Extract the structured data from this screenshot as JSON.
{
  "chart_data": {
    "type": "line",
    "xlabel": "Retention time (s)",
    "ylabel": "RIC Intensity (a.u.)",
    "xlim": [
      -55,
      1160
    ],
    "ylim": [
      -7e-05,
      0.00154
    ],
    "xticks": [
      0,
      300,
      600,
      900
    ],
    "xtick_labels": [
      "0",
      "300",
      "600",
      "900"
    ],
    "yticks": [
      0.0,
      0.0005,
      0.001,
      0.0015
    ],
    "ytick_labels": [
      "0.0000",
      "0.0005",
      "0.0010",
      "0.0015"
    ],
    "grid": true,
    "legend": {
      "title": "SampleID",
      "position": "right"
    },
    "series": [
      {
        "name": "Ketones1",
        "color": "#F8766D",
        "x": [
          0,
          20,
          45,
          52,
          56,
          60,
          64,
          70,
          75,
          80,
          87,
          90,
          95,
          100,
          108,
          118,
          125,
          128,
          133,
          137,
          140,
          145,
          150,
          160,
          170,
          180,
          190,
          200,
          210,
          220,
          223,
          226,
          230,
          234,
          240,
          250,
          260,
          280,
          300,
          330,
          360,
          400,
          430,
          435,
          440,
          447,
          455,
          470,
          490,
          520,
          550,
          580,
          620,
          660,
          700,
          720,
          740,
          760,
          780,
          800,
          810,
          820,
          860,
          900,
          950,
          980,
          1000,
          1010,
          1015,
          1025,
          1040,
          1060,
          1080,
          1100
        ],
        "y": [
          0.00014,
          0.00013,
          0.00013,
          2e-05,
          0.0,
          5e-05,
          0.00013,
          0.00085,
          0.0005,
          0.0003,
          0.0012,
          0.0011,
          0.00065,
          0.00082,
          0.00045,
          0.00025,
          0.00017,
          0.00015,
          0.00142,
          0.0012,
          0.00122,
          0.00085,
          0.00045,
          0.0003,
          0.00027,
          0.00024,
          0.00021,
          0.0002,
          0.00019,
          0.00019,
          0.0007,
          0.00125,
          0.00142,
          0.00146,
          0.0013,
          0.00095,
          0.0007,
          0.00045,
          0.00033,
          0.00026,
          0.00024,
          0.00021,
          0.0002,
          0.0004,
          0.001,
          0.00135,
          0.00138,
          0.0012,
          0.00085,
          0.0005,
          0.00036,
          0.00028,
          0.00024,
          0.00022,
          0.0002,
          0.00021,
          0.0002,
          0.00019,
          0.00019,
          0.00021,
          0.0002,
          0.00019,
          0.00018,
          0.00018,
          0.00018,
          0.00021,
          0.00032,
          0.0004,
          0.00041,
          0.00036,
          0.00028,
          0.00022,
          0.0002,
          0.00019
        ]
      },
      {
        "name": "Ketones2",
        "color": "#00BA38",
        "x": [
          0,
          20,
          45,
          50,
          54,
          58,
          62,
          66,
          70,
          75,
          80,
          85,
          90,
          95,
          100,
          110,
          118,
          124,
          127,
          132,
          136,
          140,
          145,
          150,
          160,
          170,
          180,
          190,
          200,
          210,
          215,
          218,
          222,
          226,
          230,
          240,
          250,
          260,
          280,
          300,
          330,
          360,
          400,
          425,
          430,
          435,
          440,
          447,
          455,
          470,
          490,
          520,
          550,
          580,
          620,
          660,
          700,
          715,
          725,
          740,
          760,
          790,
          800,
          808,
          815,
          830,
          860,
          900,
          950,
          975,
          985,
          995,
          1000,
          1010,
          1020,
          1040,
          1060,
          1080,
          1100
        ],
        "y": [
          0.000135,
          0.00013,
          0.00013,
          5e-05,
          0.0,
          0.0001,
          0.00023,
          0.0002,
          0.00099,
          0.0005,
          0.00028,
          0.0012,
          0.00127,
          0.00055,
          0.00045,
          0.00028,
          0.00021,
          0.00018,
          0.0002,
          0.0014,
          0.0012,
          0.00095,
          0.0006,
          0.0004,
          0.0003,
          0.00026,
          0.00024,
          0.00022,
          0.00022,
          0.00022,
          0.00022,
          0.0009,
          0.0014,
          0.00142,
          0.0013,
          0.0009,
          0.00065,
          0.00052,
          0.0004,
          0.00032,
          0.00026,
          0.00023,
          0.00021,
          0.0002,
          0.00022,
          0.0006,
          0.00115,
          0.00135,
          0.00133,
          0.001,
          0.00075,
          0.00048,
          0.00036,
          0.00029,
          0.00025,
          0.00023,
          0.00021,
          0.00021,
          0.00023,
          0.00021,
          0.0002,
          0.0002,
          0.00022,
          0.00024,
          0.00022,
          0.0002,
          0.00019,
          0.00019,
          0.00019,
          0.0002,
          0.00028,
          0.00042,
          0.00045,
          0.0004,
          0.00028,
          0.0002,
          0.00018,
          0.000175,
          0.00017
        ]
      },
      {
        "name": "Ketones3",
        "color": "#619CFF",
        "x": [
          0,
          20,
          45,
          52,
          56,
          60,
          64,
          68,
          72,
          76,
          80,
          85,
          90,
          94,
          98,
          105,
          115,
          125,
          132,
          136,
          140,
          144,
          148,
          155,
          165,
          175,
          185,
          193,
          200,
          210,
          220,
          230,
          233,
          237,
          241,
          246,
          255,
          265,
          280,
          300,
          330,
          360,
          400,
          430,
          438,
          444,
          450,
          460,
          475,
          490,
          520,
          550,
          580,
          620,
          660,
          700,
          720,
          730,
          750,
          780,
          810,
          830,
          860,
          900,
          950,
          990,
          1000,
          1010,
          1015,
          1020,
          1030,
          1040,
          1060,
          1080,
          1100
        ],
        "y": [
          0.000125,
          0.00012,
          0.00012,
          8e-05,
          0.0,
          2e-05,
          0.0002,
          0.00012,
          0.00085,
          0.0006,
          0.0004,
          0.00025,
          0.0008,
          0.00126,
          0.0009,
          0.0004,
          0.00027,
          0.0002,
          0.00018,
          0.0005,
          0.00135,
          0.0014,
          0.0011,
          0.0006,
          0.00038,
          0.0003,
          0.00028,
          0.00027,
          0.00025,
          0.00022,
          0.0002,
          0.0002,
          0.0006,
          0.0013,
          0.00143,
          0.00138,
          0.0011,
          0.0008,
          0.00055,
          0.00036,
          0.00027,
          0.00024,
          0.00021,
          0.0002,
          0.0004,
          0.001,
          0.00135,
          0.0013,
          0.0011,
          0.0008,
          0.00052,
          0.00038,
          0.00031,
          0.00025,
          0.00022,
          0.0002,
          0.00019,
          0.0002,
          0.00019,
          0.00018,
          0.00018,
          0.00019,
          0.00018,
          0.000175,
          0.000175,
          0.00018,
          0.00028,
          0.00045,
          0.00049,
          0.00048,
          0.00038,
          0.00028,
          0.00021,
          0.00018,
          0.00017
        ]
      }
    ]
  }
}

==============================

§ **What to produce**: Reproduce each entry from the records above, character for character.

§ **The answer**:
Extract the structured data from this screenshot as JSON.
{
  "chart_data": {
    "type": "line",
    "xlabel": "Retention time (s)",
    "ylabel": "RIC Intensity (a.u.)",
    "xlim": [
      -55,
      1160
    ],
    "ylim": [
      -7e-05,
      0.00154
    ],
    "xticks": [
      0,
      300,
      600,
      900
    ],
    "xtick_labels": [
      "0",
      "300",
      "600",
      "900"
    ],
    "yticks": [
      0.0,
      0.0005,
      0.001,
      0.0015
    ],
    "ytick_labels": [
      "0.0000",
      "0.0005",
      "0.0010",
      "0.0015"
    ],
    "grid": true,
    "legend": {
      "title": "SampleID",
      "position": "right"
    },
    "series": [
      {
        "name": "Ketones1",
        "color": "#F8766D",
        "x": [
          0,
          20,
          45,
          52,
          56,
          60,
          64,
          70,
          75,
          80,
          87,
          90,
          95,
          100,
          108,
          118,
          125,
          128,
          133,
          137,
          140,
          145,
          150,
          160,
          170,
          180,
          190,
          200,
          210,
          220,
          223,
          226,
          230,
          234,
          240,
          250,
          260,
          280,
          300,
          330,
          360,
          400,
          430,
          435,
          440,
          447,
          455,
          470,
          490,
          520,
          550,
          580,
          620,
          660,
          700,
          720,
          740,
          760,
          780,
          800,
          810,
          820,
          860,
          900,
          950,
          980,
          1000,
          1010,
          1015,
          1025,
          1040,
          1060,
          1080,
          1100
        ],
        "y": [
          0.00014,
          0.00013,
          0.00013,
          2e-05,
          0.0,
          5e-05,
          0.00013,
          0.00085,
          0.0005,
          0.0003,
          0.0012,
          0.0011,
          0.00065,
          0.00082,
          0.00045,
          0.00025,
          0.00017,
          0.00015,
          0.00142,
          0.0012,
          0.00122,
          0.00085,
          0.00045,
          0.0003,
          0.00027,
          0.00024,
          0.00021,
          0.0002,
          0.00019,
          0.00019,
          0.0007,
          0.00125,
          0.00142,
          0.00146,
          0.0013,
          0.00095,
          0.0007,
          0.00045,
          0.00033,
          0.00026,
          0.00024,
          0.00021,
          0.0002,
          0.0004,
          0.001,
          0.00135,
          0.00138,
          0.0012,
          0.00085,
          0.0005,
          0.00036,
          0.00028,
          0.00024,
          0.00022,
          0.0002,
          0.00021,
          0.0002,
          0.00019,
          0.00019,
          0.00021,
          0.0002,
          0.00019,
          0.00018,
          0.00018,
          0.00018,
          0.00021,
          0.00032,
          0.0004,
          0.00041,
          0.00036,
          0.00028,
          0.00022,
          0.0002,
          0.00019
        ]
      },
      {
        "name": "Ketones2",
        "color": "#00BA38",
        "x": [
          0,
          20,
          45,
          50,
          54,
          58,
          62,
          66,
          70,
          75,
          80,
          85,
          90,
          95,
          100,
          110,
          118,
          124,
          127,
          132,
          136,
          140,
          145,
          150,
          160,
          170,
          180,
          190,
          200,
          210,
          215,
          218,
          222,
          226,
          230,
          240,
          250,
          260,
          280,
          300,
          330,
          360,
          400,
          425,
          430,
          435,
          440,
          447,
          455,
          470,
          490,
          520,
          550,
          580,
          620,
          660,
          700,
          715,
          725,
          740,
          760,
          790,
          800,
          808,
          815,
          830,
          860,
          900,
          950,
          975,
          985,
          995,
          1000,
          1010,
          1020,
          1040,
          1060,
          1080,
          1100
        ],
        "y": [
          0.000135,
          0.00013,
          0.00013,
          5e-05,
          0.0,
          0.0001,
          0.00023,
          0.0002,
          0.00099,
          0.0005,
          0.00028,
          0.0012,
          0.00127,
          0.00055,
          0.00045,
          0.00028,
          0.00021,
          0.00018,
          0.0002,
          0.0014,
          0.0012,
          0.00095,
          0.0006,
          0.0004,
          0.0003,
          0.00026,
          0.00024,
          0.00022,
          0.00022,
          0.00022,
          0.00022,
          0.0009,
          0.0014,
          0.00142,
          0.0013,
          0.0009,
          0.00065,
          0.00052,
          0.0004,
          0.00032,
          0.00026,
          0.00023,
          0.00021,
          0.0002,
          0.00022,
          0.0006,
          0.00115,
          0.00135,
          0.00133,
          0.001,
          0.00075,
          0.00048,
          0.00036,
          0.00029,
          0.00025,
          0.00023,
          0.00021,
          0.00021,
          0.00023,
          0.00021,
          0.0002,
          0.0002,
          0.00022,
          0.00024,
          0.00022,
          0.0002,
          0.00019,
          0.00019,
          0.00019,
          0.0002,
          0.00028,
          0.00042,
          0.00045,
          0.0004,
          0.00028,
          0.0002,
          0.00018,
          0.000175,
          0.00017
        ]
      },
      {
        "name": "Ketones3",
        "color": "#619CFF",
        "x": [
          0,
          20,
          45,
          52,
          56,
          60,
          64,
          68,
          72,
          76,
          80,
          85,
          90,
          94,
          98,
          105,
          115,
          125,
          132,
          136,
          140,
          144,
          148,
          155,
          165,
          175,
          185,
          193,
          200,
          210,
          220,
          230,
          233,
          237,
          241,
          246,
          255,
          265,
          280,
          300,
          330,
          360,
          400,
          430,
          438,
          444,
          450,
          460,
          475,
          490,
          520,
          550,
          580,
          620,
          660,
          700,
          720,
          730,
          750,
          780,
          810,
          830,
          860,
          900,
          950,
          990,
          1000,
          1010,
          1015,
          1020,
          1030,
          1040,
          1060,
          1080,
          1100
        ],
        "y": [
          0.000125,
          0.00012,
          0.00012,
          8e-05,
          0.0,
          2e-05,
          0.0002,
          0.00012,
          0.00085,
          0.0006,
          0.0004,
          0.00025,
          0.0008,
          0.00126,
          0.0009,
          0.0004,
          0.00027,
          0.0002,
          0.00018,
          0.0005,
          0.00135,
          0.0014,
          0.0011,
          0.0006,
          0.00038,
          0.0003,
          0.00028,
          0.00027,
          0.00025,
          0.00022,
          0.0002,
          0.0002,
          0.0006,
          0.0013,
          0.00143,
          0.00138,
          0.0011,
          0.0008,
          0.00055,
          0.00036,
          0.00027,
          0.00024,
          0.00021,
          0.0002,
          0.0004,
          0.001,
          0.00135,
          0.0013,
          0.0011,
          0.0008,
          0.00052,
          0.00038,
          0.00031,
          0.00025,
          0.00022,
          0.0002,
          0.00019,
          0.0002,
          0.00019,
          0.00018,
          0.00018,
          0.00019,
          0.00018,
          0.000175,
          0.000175,
          0.00018,
          0.00028,
          0.00045,
          0.00049,
          0.00048,
          0.00038,
          0.00028,
          0.00021,
          0.00018,
          0.00017
        ]
      }
    ]
  }
}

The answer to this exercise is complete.